Some records:
>> start

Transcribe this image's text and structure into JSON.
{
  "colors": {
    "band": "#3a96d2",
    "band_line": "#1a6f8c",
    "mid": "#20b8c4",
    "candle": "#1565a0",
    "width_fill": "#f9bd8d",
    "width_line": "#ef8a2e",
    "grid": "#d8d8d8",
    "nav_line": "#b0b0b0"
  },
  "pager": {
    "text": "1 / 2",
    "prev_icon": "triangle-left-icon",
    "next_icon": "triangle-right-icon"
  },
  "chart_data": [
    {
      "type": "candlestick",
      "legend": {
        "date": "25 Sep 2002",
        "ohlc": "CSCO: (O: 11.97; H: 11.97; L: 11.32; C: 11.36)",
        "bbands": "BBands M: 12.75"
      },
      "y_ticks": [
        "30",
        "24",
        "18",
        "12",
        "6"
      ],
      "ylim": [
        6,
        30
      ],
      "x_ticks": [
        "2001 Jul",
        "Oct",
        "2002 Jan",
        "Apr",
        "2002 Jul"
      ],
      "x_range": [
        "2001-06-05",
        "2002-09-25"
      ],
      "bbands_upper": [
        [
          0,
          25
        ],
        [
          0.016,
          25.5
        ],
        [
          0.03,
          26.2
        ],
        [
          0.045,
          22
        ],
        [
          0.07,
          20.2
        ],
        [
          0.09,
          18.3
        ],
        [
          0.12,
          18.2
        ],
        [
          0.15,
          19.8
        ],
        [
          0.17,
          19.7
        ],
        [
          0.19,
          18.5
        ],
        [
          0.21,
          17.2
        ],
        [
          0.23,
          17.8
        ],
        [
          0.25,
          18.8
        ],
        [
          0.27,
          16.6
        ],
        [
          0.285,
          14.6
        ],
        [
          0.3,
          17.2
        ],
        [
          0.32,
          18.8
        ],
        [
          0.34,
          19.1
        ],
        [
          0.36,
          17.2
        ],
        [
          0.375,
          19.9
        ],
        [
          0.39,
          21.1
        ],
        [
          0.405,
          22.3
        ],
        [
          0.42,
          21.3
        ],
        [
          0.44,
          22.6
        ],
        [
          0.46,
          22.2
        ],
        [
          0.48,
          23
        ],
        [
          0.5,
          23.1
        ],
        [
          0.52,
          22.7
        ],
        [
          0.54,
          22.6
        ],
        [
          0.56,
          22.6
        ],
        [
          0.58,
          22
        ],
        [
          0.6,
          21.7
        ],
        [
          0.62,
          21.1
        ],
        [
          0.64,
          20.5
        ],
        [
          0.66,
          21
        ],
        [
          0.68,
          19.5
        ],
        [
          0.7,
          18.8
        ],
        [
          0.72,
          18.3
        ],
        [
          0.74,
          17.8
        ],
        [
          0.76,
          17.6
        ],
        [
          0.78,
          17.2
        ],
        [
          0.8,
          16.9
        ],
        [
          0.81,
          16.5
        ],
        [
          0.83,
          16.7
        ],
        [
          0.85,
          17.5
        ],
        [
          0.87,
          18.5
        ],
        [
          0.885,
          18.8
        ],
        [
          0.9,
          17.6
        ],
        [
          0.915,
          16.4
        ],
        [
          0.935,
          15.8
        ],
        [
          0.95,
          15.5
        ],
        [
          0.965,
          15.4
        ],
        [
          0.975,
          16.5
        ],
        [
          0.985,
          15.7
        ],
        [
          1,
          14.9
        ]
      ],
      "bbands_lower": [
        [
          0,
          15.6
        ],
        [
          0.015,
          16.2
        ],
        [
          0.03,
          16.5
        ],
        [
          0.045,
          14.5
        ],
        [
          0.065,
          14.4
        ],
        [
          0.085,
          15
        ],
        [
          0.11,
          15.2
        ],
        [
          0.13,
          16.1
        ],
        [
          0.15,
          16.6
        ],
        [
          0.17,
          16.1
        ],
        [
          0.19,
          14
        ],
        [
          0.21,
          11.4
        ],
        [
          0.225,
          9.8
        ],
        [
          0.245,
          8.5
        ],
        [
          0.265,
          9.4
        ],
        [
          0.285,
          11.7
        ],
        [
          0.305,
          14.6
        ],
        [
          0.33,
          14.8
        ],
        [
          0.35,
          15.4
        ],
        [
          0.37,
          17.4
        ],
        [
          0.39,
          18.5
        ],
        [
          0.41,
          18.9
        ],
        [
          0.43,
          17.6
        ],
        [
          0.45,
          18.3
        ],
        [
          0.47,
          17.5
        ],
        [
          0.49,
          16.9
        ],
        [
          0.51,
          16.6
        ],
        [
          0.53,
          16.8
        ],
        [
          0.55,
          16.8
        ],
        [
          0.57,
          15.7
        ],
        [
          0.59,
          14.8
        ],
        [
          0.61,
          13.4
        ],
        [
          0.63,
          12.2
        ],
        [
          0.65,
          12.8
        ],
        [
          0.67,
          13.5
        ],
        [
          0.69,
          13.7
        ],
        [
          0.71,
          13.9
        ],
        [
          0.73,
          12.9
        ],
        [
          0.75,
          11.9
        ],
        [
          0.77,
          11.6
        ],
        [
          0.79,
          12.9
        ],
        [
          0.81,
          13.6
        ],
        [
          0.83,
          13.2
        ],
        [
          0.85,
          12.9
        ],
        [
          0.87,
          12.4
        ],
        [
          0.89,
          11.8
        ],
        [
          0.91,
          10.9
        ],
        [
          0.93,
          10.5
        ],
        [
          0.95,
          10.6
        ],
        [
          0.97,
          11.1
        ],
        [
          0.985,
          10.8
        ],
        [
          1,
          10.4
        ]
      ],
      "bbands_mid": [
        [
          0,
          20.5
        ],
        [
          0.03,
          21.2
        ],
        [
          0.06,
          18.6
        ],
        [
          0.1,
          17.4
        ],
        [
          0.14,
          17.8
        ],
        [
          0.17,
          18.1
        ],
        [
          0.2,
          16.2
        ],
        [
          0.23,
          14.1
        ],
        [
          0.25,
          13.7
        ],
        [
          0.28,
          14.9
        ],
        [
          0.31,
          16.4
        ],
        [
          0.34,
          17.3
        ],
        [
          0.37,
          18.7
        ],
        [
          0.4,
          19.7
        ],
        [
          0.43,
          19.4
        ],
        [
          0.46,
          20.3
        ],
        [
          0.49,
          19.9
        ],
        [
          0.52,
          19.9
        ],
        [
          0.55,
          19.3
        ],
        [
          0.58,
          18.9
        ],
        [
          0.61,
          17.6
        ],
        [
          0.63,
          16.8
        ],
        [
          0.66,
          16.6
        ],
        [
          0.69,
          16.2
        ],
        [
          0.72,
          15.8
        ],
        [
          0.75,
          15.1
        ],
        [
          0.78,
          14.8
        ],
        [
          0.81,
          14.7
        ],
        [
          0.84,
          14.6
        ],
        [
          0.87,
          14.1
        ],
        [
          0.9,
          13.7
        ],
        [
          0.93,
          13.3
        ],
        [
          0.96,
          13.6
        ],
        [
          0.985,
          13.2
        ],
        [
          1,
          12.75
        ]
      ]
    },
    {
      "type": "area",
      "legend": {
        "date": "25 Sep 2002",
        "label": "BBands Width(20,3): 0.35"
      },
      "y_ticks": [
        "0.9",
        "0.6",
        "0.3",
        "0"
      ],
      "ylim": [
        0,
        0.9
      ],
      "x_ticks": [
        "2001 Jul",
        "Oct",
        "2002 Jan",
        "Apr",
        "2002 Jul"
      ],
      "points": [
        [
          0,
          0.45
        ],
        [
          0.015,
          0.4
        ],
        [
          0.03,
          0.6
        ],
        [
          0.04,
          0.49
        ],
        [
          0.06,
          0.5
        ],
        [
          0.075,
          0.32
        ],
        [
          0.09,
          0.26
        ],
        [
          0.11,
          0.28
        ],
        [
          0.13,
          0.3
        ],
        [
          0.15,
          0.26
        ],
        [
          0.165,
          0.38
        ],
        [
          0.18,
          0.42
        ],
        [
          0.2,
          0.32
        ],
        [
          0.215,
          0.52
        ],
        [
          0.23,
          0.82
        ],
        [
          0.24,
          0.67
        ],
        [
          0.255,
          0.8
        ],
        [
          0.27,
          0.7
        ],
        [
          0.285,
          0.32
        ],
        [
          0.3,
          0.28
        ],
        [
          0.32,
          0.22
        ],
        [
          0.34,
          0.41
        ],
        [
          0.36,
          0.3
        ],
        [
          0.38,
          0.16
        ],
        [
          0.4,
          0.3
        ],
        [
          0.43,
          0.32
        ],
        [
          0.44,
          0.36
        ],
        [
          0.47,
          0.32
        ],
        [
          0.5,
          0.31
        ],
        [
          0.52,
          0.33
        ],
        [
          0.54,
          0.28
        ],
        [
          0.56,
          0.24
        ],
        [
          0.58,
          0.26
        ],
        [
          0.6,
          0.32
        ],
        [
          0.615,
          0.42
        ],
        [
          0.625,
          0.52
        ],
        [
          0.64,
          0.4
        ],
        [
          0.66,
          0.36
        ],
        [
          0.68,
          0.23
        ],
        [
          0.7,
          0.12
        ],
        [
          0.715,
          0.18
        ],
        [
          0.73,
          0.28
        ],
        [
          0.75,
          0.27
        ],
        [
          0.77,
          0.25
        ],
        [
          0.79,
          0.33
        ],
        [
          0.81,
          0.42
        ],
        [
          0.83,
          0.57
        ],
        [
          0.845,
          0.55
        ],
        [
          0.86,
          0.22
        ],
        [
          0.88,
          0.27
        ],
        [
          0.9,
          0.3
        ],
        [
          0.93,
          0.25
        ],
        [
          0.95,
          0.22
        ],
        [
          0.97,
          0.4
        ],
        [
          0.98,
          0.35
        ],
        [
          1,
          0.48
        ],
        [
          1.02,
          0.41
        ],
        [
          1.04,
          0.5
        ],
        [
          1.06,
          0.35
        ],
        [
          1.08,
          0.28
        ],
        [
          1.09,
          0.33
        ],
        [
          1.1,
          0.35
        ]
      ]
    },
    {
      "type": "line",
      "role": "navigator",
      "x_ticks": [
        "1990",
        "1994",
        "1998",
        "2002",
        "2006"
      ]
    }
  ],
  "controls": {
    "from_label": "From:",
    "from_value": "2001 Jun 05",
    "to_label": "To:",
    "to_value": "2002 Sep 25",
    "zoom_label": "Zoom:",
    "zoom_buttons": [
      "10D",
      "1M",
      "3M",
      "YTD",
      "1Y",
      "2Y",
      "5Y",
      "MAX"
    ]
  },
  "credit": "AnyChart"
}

>> end

In the entries above, find each line with the word "icon" and copy it.

    "prev_icon": "triangle-left-icon",
    "next_icon": "triangle-right-icon"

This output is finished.